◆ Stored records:
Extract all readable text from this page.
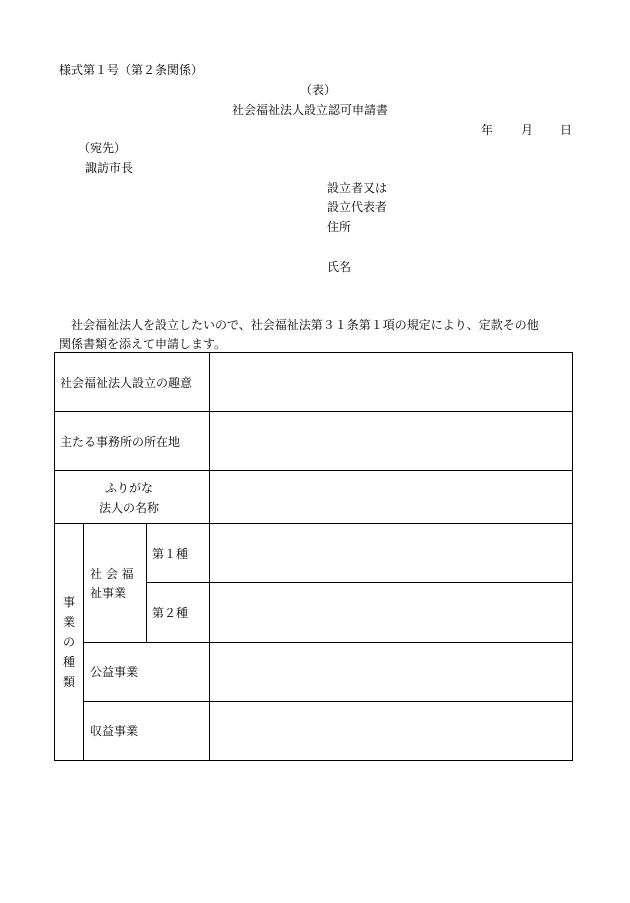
様式第１号（第２条関係）
（表）
社会福祉法人設立認可申請書
年 月 日
（宛先）
諏訪市長
設立者又は
設立代表者
住所
氏名
社会福祉法人を設立したいので、社会福祉法第３１条第１項の規定により、定款その他
関係書類を添えて申請します。
社会福祉法人設立の趣意
主たる事務所の所在地
ふりがな
法人の名称
事
業
の
種
類
社 会 福
祉事業
第１種
第２種
公益事業
収益事業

◆ REQUIRED WORK: Write every record out again exactly; no pictures belong in the copy.

◆ TASK ANSWER:
Extract all readable text from this page.
様式第１号（第２条関係）
（表）
社会福祉法人設立認可申請書
年 月 日
（宛先）
諏訪市長
設立者又は
設立代表者
住所
氏名
社会福祉法人を設立したいので、社会福祉法第３１条第１項の規定により、定款その他
関係書類を添えて申請します。
社会福祉法人設立の趣意
主たる事務所の所在地
ふりがな
法人の名称
事
業
の
種
類
社 会 福
祉事業
第１種
第２種
公益事業
収益事業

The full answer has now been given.